A run of records:
══════════

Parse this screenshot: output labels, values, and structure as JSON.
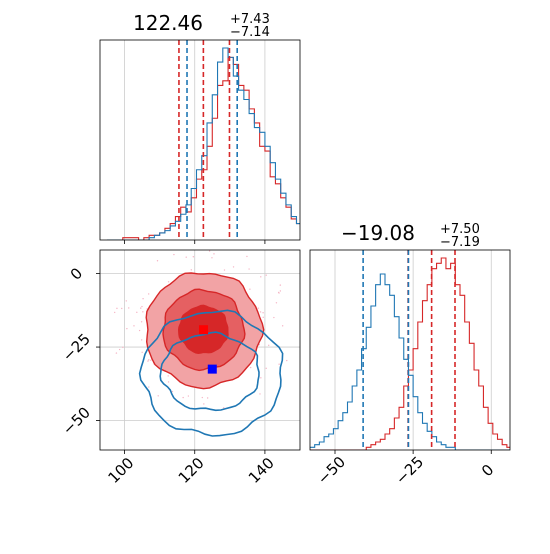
{
  "colors": {
    "red": "#d62728",
    "blue": "#1f77b4",
    "red_fill_light": "#f2a3a5",
    "red_fill_mid": "#e56062",
    "red_fill_dark": "#d62728",
    "grid": "#cccccc",
    "marker_red": "#ff0000",
    "marker_blue": "#0000ff"
  },
  "chart_data": [
    {
      "panel": "x-marginal",
      "type": "histogram-step",
      "title_main": "122.46",
      "title_sup": "+7.43",
      "title_sub": "−7.14",
      "xlim": [
        93,
        150
      ],
      "grid": true,
      "x_ticks": [
        100,
        120,
        140
      ],
      "bins_start": 95,
      "bin_width": 1.5,
      "series": [
        {
          "color": "red",
          "counts": [
            0,
            0,
            0,
            1,
            1,
            1,
            0,
            1,
            2,
            2,
            3,
            5,
            7,
            10,
            14,
            12,
            18,
            26,
            30,
            40,
            52,
            66,
            68,
            78,
            75,
            66,
            64,
            56,
            50,
            40,
            38,
            27,
            24,
            18,
            14,
            9,
            7,
            5,
            4,
            3,
            2,
            1,
            1,
            0
          ]
        },
        {
          "color": "blue",
          "counts": [
            0,
            0,
            0,
            0,
            0,
            0,
            0,
            0,
            1,
            2,
            3,
            4,
            6,
            8,
            11,
            15,
            22,
            30,
            36,
            50,
            62,
            76,
            82,
            78,
            70,
            64,
            60,
            54,
            48,
            46,
            40,
            33,
            26,
            20,
            15,
            10,
            7,
            4,
            3,
            2,
            1,
            1,
            0,
            0
          ]
        }
      ],
      "quantile_lines": [
        {
          "color": "red",
          "x": [
            115.5,
            122.46,
            129.9
          ]
        },
        {
          "color": "blue",
          "x": [
            117.8,
            132.1
          ]
        }
      ]
    },
    {
      "panel": "y-marginal",
      "type": "histogram-step",
      "title_main": "−19.08",
      "title_sup": "+7.50",
      "title_sub": "−7.19",
      "xlim": [
        -58,
        6
      ],
      "grid": true,
      "x_ticks": [
        -50,
        -25,
        0
      ],
      "x_tick_labels": [
        "−50",
        "−25",
        "0"
      ],
      "bins_start": -58,
      "bin_width": 1.5,
      "series": [
        {
          "color": "red",
          "counts": [
            0,
            0,
            0,
            0,
            0,
            0,
            0,
            0,
            0,
            0,
            0,
            0,
            1,
            2,
            3,
            4,
            6,
            8,
            12,
            16,
            24,
            30,
            38,
            48,
            56,
            62,
            68,
            70,
            72,
            68,
            70,
            62,
            58,
            48,
            40,
            30,
            24,
            16,
            10,
            6,
            4,
            2,
            1,
            0,
            0
          ]
        },
        {
          "color": "blue",
          "counts": [
            1,
            2,
            3,
            5,
            6,
            8,
            11,
            14,
            18,
            24,
            30,
            38,
            46,
            54,
            62,
            66,
            62,
            58,
            50,
            42,
            34,
            28,
            20,
            14,
            10,
            7,
            5,
            3,
            2,
            1,
            1,
            0,
            0,
            0,
            0,
            0,
            0,
            0,
            0,
            0,
            0,
            0,
            0,
            0,
            0
          ]
        }
      ],
      "quantile_lines": [
        {
          "color": "red",
          "x": [
            -26.6,
            -19.08,
            -11.6
          ]
        },
        {
          "color": "blue",
          "x": [
            -41.0,
            -26.5
          ]
        }
      ]
    },
    {
      "panel": "2d",
      "type": "contour",
      "xlim": [
        93,
        150
      ],
      "ylim": [
        -60,
        8
      ],
      "grid": true,
      "x_ticks": [
        100,
        120,
        140
      ],
      "y_ticks": [
        0,
        -25,
        -50
      ],
      "y_tick_labels": [
        "0",
        "−25",
        "−50"
      ],
      "red_filled_contours": [
        {
          "cx": 122.5,
          "cy": -19.1,
          "rx": 16.5,
          "ry": 19.5
        },
        {
          "cx": 122.5,
          "cy": -19.1,
          "rx": 11.5,
          "ry": 13.5
        },
        {
          "cx": 122.5,
          "cy": -19.1,
          "rx": 7,
          "ry": 8
        }
      ],
      "blue_contours": [
        {
          "cx": 124.5,
          "cy": -33.5,
          "rx": 14,
          "ry": 13
        },
        {
          "cx": 125,
          "cy": -34,
          "rx": 20,
          "ry": 21
        }
      ],
      "markers": [
        {
          "color": "marker_red",
          "x": 122.5,
          "y": -19.1
        },
        {
          "color": "marker_blue",
          "x": 125,
          "y": -32.5
        }
      ]
    }
  ]
}
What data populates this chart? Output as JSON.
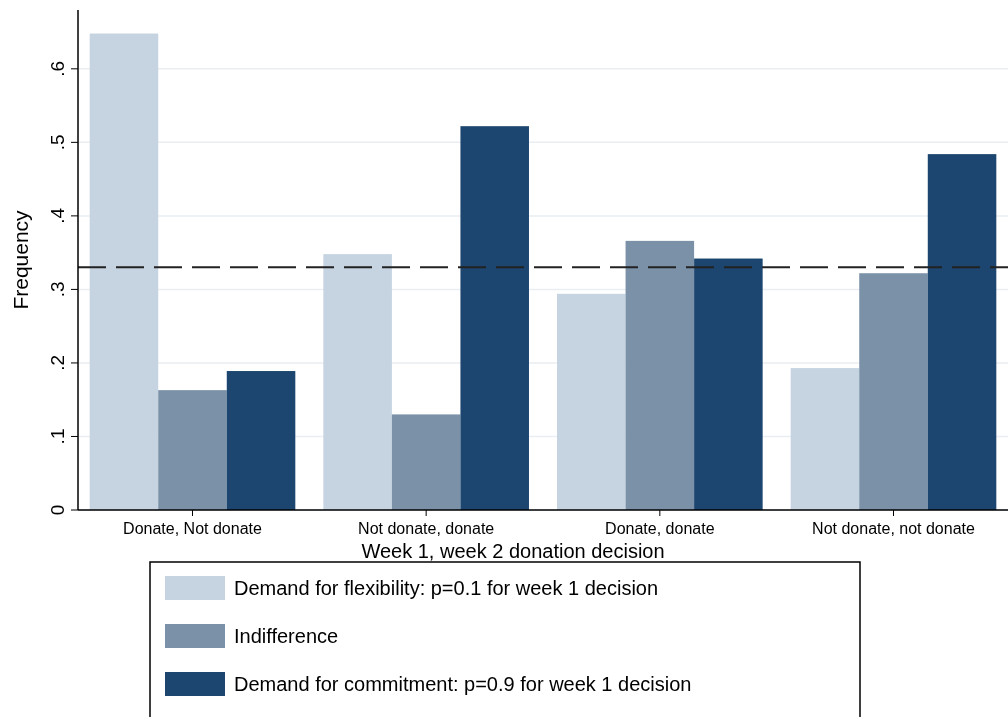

══════════

## Problem to solve:
Return only those lines of the records that contain the string "JSON".

## Answer in full:
Parse this screenshot: output labels, values, and structure as JSON.
What data populates this chart? Output as JSON.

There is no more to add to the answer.